### Dataset entries ###

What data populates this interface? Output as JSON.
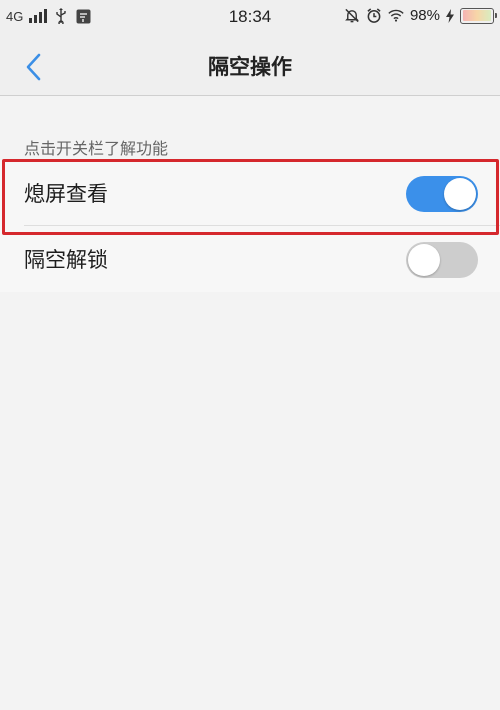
{
  "status_bar": {
    "network": "4G",
    "time": "18:34",
    "battery_percent": "98%",
    "icons": [
      "signal-icon",
      "usb-icon",
      "app-notification-icon",
      "mute-bell-icon",
      "alarm-icon",
      "wifi-icon",
      "charging-icon",
      "battery-icon"
    ]
  },
  "nav": {
    "title": "隔空操作",
    "back_icon": "chevron-left-icon"
  },
  "section": {
    "label": "点击开关栏了解功能"
  },
  "settings": [
    {
      "label": "熄屏查看",
      "enabled": true
    },
    {
      "label": "隔空解锁",
      "enabled": false
    }
  ],
  "colors": {
    "toggle_on": "#3b90ea",
    "toggle_off": "#cdcdcd",
    "highlight_border": "#d5282d"
  }
}
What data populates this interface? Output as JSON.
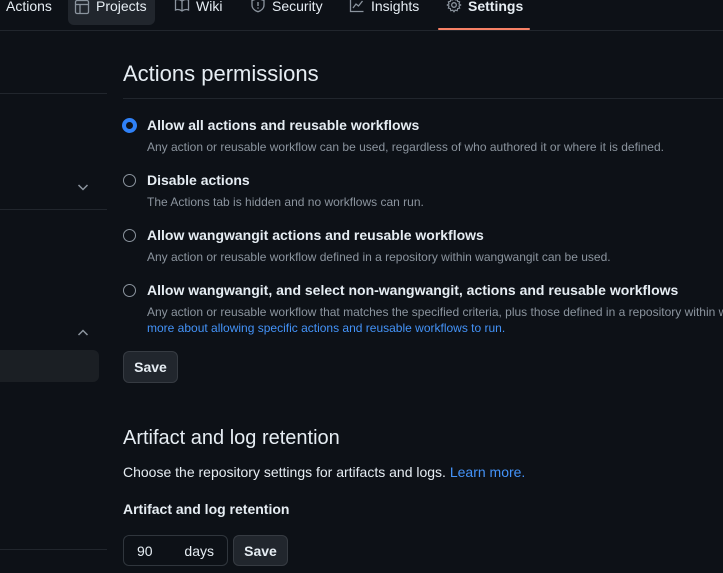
{
  "nav": {
    "tabs": [
      {
        "label": "Actions"
      },
      {
        "label": "Projects",
        "icon": "table-icon"
      },
      {
        "label": "Wiki",
        "icon": "book-icon"
      },
      {
        "label": "Security",
        "icon": "shield-icon"
      },
      {
        "label": "Insights",
        "icon": "graph-icon"
      },
      {
        "label": "Settings",
        "icon": "gear-icon",
        "selected": true
      }
    ],
    "accent": "#f78166"
  },
  "permissions": {
    "heading": "Actions permissions",
    "options": [
      {
        "title": "Allow all actions and reusable workflows",
        "desc": "Any action or reusable workflow can be used, regardless of who authored it or where it is defined.",
        "checked": true
      },
      {
        "title": "Disable actions",
        "desc": "The Actions tab is hidden and no workflows can run.",
        "checked": false
      },
      {
        "title": "Allow wangwangit actions and reusable workflows",
        "desc": "Any action or reusable workflow defined in a repository within wangwangit can be used.",
        "checked": false
      },
      {
        "title": "Allow wangwangit, and select non-wangwangit, actions and reusable workflows",
        "desc": "Any action or reusable workflow that matches the specified criteria, plus those defined in a repository within w",
        "link": "more about allowing specific actions and reusable workflows to run.",
        "checked": false
      }
    ],
    "save_label": "Save"
  },
  "retention": {
    "heading": "Artifact and log retention",
    "desc": "Choose the repository settings for artifacts and logs.",
    "learn_more": "Learn more.",
    "field_label": "Artifact and log retention",
    "value": "90",
    "unit": "days",
    "save_label": "Save"
  },
  "colors": {
    "bg": "#0d1117",
    "link": "#4493f8",
    "radio_checked": "#2f81f7"
  }
}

###

*Task directions*:
The material above holds pictures; copy everything else in it exactly.

*Finished task*:
What data populates this interface? Output as JSON.
{
  "status_bar": {
    "network": "4G",
    "time": "18:34",
    "battery_percent": "98%",
    "icons": [
      "signal-icon",
      "usb-icon",
      "app-notification-icon",
      "mute-bell-icon",
      "alarm-icon",
      "wifi-icon",
      "charging-icon",
      "battery-icon"
    ]
  },
  "nav": {
    "title": "隔空操作",
    "back_icon": "chevron-left-icon"
  },
  "section": {
    "label": "点击开关栏了解功能"
  },
  "settings": [
    {
      "label": "熄屏查看",
      "enabled": true
    },
    {
      "label": "隔空解锁",
      "enabled": false
    }
  ],
  "colors": {
    "toggle_on": "#3b90ea",
    "toggle_off": "#cdcdcd",
    "highlight_border": "#d5282d"
  }
}
What data populates this interface? Output as JSON.
{
  "nav": {
    "tabs": [
      {
        "label": "Actions"
      },
      {
        "label": "Projects",
        "icon": "table-icon"
      },
      {
        "label": "Wiki",
        "icon": "book-icon"
      },
      {
        "label": "Security",
        "icon": "shield-icon"
      },
      {
        "label": "Insights",
        "icon": "graph-icon"
      },
      {
        "label": "Settings",
        "icon": "gear-icon",
        "selected": true
      }
    ],
    "accent": "#f78166"
  },
  "permissions": {
    "heading": "Actions permissions",
    "options": [
      {
        "title": "Allow all actions and reusable workflows",
        "desc": "Any action or reusable workflow can be used, regardless of who authored it or where it is defined.",
        "checked": true
      },
      {
        "title": "Disable actions",
        "desc": "The Actions tab is hidden and no workflows can run.",
        "checked": false
      },
      {
        "title": "Allow wangwangit actions and reusable workflows",
        "desc": "Any action or reusable workflow defined in a repository within wangwangit can be used.",
        "checked": false
      },
      {
        "title": "Allow wangwangit, and select non-wangwangit, actions and reusable workflows",
        "desc": "Any action or reusable workflow that matches the specified criteria, plus those defined in a repository within w",
        "link": "more about allowing specific actions and reusable workflows to run.",
        "checked": false
      }
    ],
    "save_label": "Save"
  },
  "retention": {
    "heading": "Artifact and log retention",
    "desc": "Choose the repository settings for artifacts and logs.",
    "learn_more": "Learn more.",
    "field_label": "Artifact and log retention",
    "value": "90",
    "unit": "days",
    "save_label": "Save"
  },
  "colors": {
    "bg": "#0d1117",
    "link": "#4493f8",
    "radio_checked": "#2f81f7"
  }
}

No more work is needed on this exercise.